> _EXERCISE DETAILS_
Tally the lines containing the word "this" and give the total alone.

> _LISTED ENTRIES_
# # # #

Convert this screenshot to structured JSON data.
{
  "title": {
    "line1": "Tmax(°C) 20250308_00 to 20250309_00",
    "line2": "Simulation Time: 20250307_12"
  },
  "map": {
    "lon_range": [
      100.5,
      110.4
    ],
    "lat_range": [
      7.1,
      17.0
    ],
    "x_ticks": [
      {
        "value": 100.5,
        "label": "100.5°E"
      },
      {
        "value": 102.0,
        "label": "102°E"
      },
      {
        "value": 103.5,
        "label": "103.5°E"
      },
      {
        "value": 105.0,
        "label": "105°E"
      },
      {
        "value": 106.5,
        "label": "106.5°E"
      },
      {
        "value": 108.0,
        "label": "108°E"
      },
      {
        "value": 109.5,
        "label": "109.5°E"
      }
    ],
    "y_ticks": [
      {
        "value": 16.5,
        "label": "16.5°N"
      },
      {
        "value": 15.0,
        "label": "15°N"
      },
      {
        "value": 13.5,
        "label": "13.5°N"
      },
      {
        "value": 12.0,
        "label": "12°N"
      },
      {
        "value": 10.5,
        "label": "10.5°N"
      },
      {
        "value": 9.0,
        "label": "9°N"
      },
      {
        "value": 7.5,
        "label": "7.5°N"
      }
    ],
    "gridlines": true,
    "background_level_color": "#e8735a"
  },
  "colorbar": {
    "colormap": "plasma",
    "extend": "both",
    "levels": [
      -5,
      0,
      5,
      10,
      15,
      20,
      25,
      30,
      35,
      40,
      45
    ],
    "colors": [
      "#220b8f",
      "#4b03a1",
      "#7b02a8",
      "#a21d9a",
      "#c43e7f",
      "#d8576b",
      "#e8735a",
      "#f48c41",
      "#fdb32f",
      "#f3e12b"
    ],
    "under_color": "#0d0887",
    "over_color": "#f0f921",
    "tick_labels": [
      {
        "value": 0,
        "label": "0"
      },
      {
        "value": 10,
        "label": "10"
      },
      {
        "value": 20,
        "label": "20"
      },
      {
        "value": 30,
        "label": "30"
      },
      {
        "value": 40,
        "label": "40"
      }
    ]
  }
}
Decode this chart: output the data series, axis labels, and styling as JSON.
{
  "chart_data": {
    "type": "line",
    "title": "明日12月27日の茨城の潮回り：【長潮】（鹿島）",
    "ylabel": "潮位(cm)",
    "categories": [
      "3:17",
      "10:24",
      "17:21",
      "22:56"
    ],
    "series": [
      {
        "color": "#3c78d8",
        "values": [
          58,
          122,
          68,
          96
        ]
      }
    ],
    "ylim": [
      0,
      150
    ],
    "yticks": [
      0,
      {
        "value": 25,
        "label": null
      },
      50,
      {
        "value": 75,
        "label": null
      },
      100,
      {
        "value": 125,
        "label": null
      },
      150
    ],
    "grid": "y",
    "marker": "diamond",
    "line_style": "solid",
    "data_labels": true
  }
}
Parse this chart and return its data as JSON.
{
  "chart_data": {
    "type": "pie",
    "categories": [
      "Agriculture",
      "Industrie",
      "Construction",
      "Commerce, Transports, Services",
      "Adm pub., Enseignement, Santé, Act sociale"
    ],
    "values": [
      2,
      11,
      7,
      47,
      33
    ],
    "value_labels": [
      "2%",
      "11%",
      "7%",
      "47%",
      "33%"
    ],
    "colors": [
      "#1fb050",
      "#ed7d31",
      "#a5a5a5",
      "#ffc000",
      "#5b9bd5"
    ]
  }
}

# # # #

> _FULL RESPONSE_
3